Dataset items
•••••

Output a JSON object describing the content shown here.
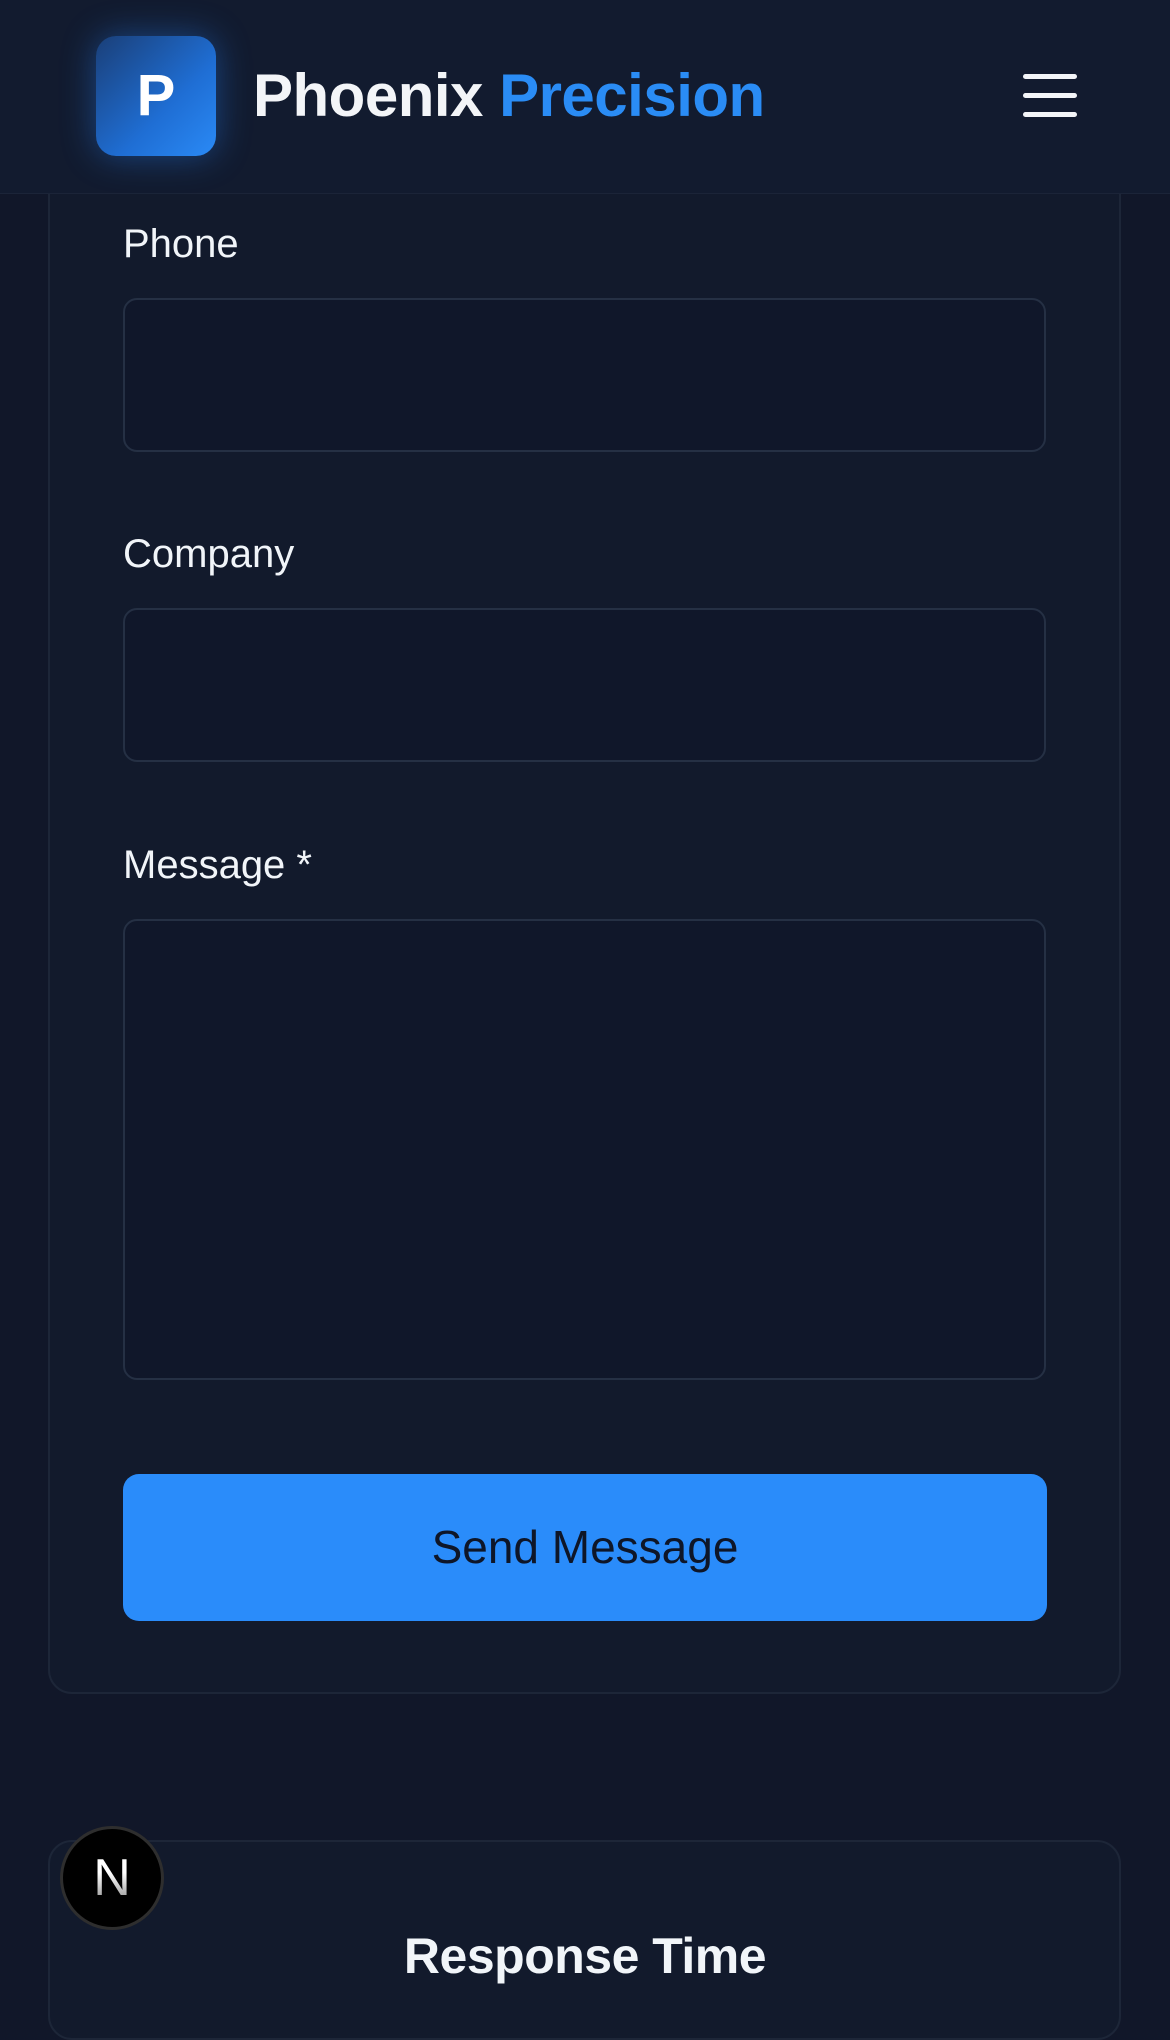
{
  "header": {
    "logo_letter": "P",
    "brand_primary": "Phoenix",
    "brand_accent": "Precision",
    "menu_icon": "hamburger-menu-icon"
  },
  "form": {
    "phone_label": "Phone",
    "phone_value": "",
    "company_label": "Company",
    "company_value": "",
    "message_label": "Message *",
    "message_value": "",
    "submit_label": "Send Message"
  },
  "response_card": {
    "title": "Response Time"
  },
  "badge": {
    "letter": "N",
    "icon": "next-js-badge-icon"
  },
  "colors": {
    "background": "#111729",
    "accent": "#2a8cfa",
    "card_border": "#1d2638"
  }
}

•••••

Set down the complete material exactly, but do not include the images.

FULL ANSWER:
Output a JSON object describing the content shown here.
{
  "header": {
    "logo_letter": "P",
    "brand_primary": "Phoenix",
    "brand_accent": "Precision",
    "menu_icon": "hamburger-menu-icon"
  },
  "form": {
    "phone_label": "Phone",
    "phone_value": "",
    "company_label": "Company",
    "company_value": "",
    "message_label": "Message *",
    "message_value": "",
    "submit_label": "Send Message"
  },
  "response_card": {
    "title": "Response Time"
  },
  "badge": {
    "letter": "N",
    "icon": "next-js-badge-icon"
  },
  "colors": {
    "background": "#111729",
    "accent": "#2a8cfa",
    "card_border": "#1d2638"
  }
}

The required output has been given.